--- BEGIN EXCERPTED RECORDS ---
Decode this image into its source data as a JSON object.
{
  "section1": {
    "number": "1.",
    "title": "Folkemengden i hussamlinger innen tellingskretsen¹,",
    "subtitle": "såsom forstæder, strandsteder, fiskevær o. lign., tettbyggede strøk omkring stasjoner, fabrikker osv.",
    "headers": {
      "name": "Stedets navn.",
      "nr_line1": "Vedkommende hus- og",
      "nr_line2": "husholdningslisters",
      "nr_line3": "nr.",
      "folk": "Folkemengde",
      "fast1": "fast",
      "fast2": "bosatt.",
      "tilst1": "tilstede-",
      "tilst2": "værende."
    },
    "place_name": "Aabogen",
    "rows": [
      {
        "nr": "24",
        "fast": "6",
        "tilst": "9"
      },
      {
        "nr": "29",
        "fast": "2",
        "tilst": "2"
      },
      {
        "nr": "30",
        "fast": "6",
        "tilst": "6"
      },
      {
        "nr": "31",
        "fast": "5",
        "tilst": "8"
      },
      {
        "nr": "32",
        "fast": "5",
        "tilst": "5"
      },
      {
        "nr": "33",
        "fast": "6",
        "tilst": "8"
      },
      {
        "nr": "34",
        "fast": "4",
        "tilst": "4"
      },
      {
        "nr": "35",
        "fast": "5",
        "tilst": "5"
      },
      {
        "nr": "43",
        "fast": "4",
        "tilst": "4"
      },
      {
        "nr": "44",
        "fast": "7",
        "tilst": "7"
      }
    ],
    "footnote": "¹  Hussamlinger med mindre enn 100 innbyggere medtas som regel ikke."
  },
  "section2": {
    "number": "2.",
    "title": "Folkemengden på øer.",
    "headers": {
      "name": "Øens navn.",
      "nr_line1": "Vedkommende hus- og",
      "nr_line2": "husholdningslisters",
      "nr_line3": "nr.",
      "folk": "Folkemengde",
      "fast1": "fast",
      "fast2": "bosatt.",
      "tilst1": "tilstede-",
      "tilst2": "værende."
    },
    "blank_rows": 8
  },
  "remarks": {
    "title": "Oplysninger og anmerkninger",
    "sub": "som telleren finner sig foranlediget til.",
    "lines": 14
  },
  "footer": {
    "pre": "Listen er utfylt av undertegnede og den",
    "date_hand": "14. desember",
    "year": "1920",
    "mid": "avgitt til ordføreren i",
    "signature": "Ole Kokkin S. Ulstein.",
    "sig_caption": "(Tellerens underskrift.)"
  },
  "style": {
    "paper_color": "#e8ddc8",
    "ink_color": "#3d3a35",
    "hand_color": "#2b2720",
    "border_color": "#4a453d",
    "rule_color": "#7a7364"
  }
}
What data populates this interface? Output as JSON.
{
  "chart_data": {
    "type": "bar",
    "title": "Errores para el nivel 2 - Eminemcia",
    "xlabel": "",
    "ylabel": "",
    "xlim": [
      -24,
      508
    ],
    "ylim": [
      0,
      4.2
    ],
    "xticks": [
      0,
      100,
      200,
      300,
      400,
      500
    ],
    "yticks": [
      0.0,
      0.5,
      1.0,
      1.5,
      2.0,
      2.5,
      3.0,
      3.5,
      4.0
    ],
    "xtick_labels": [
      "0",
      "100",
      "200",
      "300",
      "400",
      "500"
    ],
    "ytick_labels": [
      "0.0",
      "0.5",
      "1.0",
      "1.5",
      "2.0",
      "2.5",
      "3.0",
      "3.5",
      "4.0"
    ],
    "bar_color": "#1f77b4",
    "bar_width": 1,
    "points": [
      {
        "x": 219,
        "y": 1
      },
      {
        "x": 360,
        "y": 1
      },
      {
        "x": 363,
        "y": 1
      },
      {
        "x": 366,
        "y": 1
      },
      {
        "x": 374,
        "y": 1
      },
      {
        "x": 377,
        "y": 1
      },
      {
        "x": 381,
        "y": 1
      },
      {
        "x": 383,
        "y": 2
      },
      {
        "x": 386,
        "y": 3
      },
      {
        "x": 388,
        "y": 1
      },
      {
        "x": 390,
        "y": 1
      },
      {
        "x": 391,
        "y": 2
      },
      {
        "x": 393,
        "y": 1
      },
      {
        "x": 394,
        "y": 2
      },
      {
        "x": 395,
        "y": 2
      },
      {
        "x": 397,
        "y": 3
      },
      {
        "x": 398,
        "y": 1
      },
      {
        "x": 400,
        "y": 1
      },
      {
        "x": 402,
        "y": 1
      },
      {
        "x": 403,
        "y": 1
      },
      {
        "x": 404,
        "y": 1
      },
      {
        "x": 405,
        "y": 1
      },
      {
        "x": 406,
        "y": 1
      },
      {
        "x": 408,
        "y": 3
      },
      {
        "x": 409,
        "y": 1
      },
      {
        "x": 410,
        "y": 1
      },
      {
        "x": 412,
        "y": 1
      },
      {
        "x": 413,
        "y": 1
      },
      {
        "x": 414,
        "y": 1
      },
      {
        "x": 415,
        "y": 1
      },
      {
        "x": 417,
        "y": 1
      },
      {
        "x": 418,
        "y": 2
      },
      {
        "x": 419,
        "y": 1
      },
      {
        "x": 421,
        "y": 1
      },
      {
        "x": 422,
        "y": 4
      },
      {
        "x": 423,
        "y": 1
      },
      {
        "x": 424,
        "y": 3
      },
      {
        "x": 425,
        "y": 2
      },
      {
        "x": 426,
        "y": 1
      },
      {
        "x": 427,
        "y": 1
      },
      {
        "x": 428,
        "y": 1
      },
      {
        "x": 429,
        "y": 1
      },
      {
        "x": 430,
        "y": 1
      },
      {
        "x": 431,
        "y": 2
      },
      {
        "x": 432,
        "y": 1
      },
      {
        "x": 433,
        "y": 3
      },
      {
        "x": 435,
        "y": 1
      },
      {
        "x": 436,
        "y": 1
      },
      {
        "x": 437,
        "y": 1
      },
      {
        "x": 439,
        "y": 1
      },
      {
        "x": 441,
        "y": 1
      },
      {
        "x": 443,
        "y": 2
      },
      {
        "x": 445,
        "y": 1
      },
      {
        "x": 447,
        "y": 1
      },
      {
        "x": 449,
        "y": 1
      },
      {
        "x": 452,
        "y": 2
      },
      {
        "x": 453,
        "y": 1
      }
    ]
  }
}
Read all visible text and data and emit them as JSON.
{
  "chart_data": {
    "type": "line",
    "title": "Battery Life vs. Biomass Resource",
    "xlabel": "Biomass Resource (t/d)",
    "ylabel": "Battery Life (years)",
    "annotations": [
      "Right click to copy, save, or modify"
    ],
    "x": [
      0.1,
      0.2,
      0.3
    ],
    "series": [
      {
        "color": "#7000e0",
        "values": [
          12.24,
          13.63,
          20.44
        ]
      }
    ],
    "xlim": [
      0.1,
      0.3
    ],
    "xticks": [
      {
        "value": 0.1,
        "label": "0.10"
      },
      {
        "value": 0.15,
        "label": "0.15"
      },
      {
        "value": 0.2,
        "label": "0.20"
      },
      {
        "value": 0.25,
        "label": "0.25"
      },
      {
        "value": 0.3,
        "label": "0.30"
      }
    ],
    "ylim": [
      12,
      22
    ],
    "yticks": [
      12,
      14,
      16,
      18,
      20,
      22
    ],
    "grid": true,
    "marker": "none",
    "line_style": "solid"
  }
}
--- END EXCERPTED RECORDS ---
• _GIVEN TASK_: Copy out every line of the data above, exactly as given.

• _EXERCISE SOLUTION_:
Decode this image into its source data as a JSON object.
{
  "section1": {
    "number": "1.",
    "title": "Folkemengden i hussamlinger innen tellingskretsen¹,",
    "subtitle": "såsom forstæder, strandsteder, fiskevær o. lign., tettbyggede strøk omkring stasjoner, fabrikker osv.",
    "headers": {
      "name": "Stedets navn.",
      "nr_line1": "Vedkommende hus- og",
      "nr_line2": "husholdningslisters",
      "nr_line3": "nr.",
      "folk": "Folkemengde",
      "fast1": "fast",
      "fast2": "bosatt.",
      "tilst1": "tilstede-",
      "tilst2": "værende."
    },
    "place_name": "Aabogen",
    "rows": [
      {
        "nr": "24",
        "fast": "6",
        "tilst": "9"
      },
      {
        "nr": "29",
        "fast": "2",
        "tilst": "2"
      },
      {
        "nr": "30",
        "fast": "6",
        "tilst": "6"
      },
      {
        "nr": "31",
        "fast": "5",
        "tilst": "8"
      },
      {
        "nr": "32",
        "fast": "5",
        "tilst": "5"
      },
      {
        "nr": "33",
        "fast": "6",
        "tilst": "8"
      },
      {
        "nr": "34",
        "fast": "4",
        "tilst": "4"
      },
      {
        "nr": "35",
        "fast": "5",
        "tilst": "5"
      },
      {
        "nr": "43",
        "fast": "4",
        "tilst": "4"
      },
      {
        "nr": "44",
        "fast": "7",
        "tilst": "7"
      }
    ],
    "footnote": "¹  Hussamlinger med mindre enn 100 innbyggere medtas som regel ikke."
  },
  "section2": {
    "number": "2.",
    "title": "Folkemengden på øer.",
    "headers": {
      "name": "Øens navn.",
      "nr_line1": "Vedkommende hus- og",
      "nr_line2": "husholdningslisters",
      "nr_line3": "nr.",
      "folk": "Folkemengde",
      "fast1": "fast",
      "fast2": "bosatt.",
      "tilst1": "tilstede-",
      "tilst2": "værende."
    },
    "blank_rows": 8
  },
  "remarks": {
    "title": "Oplysninger og anmerkninger",
    "sub": "som telleren finner sig foranlediget til.",
    "lines": 14
  },
  "footer": {
    "pre": "Listen er utfylt av undertegnede og den",
    "date_hand": "14. desember",
    "year": "1920",
    "mid": "avgitt til ordføreren i",
    "signature": "Ole Kokkin S. Ulstein.",
    "sig_caption": "(Tellerens underskrift.)"
  },
  "style": {
    "paper_color": "#e8ddc8",
    "ink_color": "#3d3a35",
    "hand_color": "#2b2720",
    "border_color": "#4a453d",
    "rule_color": "#7a7364"
  }
}
What data populates this interface? Output as JSON.
{
  "chart_data": {
    "type": "bar",
    "title": "Errores para el nivel 2 - Eminemcia",
    "xlabel": "",
    "ylabel": "",
    "xlim": [
      -24,
      508
    ],
    "ylim": [
      0,
      4.2
    ],
    "xticks": [
      0,
      100,
      200,
      300,
      400,
      500
    ],
    "yticks": [
      0.0,
      0.5,
      1.0,
      1.5,
      2.0,
      2.5,
      3.0,
      3.5,
      4.0
    ],
    "xtick_labels": [
      "0",
      "100",
      "200",
      "300",
      "400",
      "500"
    ],
    "ytick_labels": [
      "0.0",
      "0.5",
      "1.0",
      "1.5",
      "2.0",
      "2.5",
      "3.0",
      "3.5",
      "4.0"
    ],
    "bar_color": "#1f77b4",
    "bar_width": 1,
    "points": [
      {
        "x": 219,
        "y": 1
      },
      {
        "x": 360,
        "y": 1
      },
      {
        "x": 363,
        "y": 1
      },
      {
        "x": 366,
        "y": 1
      },
      {
        "x": 374,
        "y": 1
      },
      {
        "x": 377,
        "y": 1
      },
      {
        "x": 381,
        "y": 1
      },
      {
        "x": 383,
        "y": 2
      },
      {
        "x": 386,
        "y": 3
      },
      {
        "x": 388,
        "y": 1
      },
      {
        "x": 390,
        "y": 1
      },
      {
        "x": 391,
        "y": 2
      },
      {
        "x": 393,
        "y": 1
      },
      {
        "x": 394,
        "y": 2
      },
      {
        "x": 395,
        "y": 2
      },
      {
        "x": 397,
        "y": 3
      },
      {
        "x": 398,
        "y": 1
      },
      {
        "x": 400,
        "y": 1
      },
      {
        "x": 402,
        "y": 1
      },
      {
        "x": 403,
        "y": 1
      },
      {
        "x": 404,
        "y": 1
      },
      {
        "x": 405,
        "y": 1
      },
      {
        "x": 406,
        "y": 1
      },
      {
        "x": 408,
        "y": 3
      },
      {
        "x": 409,
        "y": 1
      },
      {
        "x": 410,
        "y": 1
      },
      {
        "x": 412,
        "y": 1
      },
      {
        "x": 413,
        "y": 1
      },
      {
        "x": 414,
        "y": 1
      },
      {
        "x": 415,
        "y": 1
      },
      {
        "x": 417,
        "y": 1
      },
      {
        "x": 418,
        "y": 2
      },
      {
        "x": 419,
        "y": 1
      },
      {
        "x": 421,
        "y": 1
      },
      {
        "x": 422,
        "y": 4
      },
      {
        "x": 423,
        "y": 1
      },
      {
        "x": 424,
        "y": 3
      },
      {
        "x": 425,
        "y": 2
      },
      {
        "x": 426,
        "y": 1
      },
      {
        "x": 427,
        "y": 1
      },
      {
        "x": 428,
        "y": 1
      },
      {
        "x": 429,
        "y": 1
      },
      {
        "x": 430,
        "y": 1
      },
      {
        "x": 431,
        "y": 2
      },
      {
        "x": 432,
        "y": 1
      },
      {
        "x": 433,
        "y": 3
      },
      {
        "x": 435,
        "y": 1
      },
      {
        "x": 436,
        "y": 1
      },
      {
        "x": 437,
        "y": 1
      },
      {
        "x": 439,
        "y": 1
      },
      {
        "x": 441,
        "y": 1
      },
      {
        "x": 443,
        "y": 2
      },
      {
        "x": 445,
        "y": 1
      },
      {
        "x": 447,
        "y": 1
      },
      {
        "x": 449,
        "y": 1
      },
      {
        "x": 452,
        "y": 2
      },
      {
        "x": 453,
        "y": 1
      }
    ]
  }
}
Read all visible text and data and emit them as JSON.
{
  "chart_data": {
    "type": "line",
    "title": "Battery Life vs. Biomass Resource",
    "xlabel": "Biomass Resource (t/d)",
    "ylabel": "Battery Life (years)",
    "annotations": [
      "Right click to copy, save, or modify"
    ],
    "x": [
      0.1,
      0.2,
      0.3
    ],
    "series": [
      {
        "color": "#7000e0",
        "values": [
          12.24,
          13.63,
          20.44
        ]
      }
    ],
    "xlim": [
      0.1,
      0.3
    ],
    "xticks": [
      {
        "value": 0.1,
        "label": "0.10"
      },
      {
        "value": 0.15,
        "label": "0.15"
      },
      {
        "value": 0.2,
        "label": "0.20"
      },
      {
        "value": 0.25,
        "label": "0.25"
      },
      {
        "value": 0.3,
        "label": "0.30"
      }
    ],
    "ylim": [
      12,
      22
    ],
    "yticks": [
      12,
      14,
      16,
      18,
      20,
      22
    ],
    "grid": true,
    "marker": "none",
    "line_style": "solid"
  }
}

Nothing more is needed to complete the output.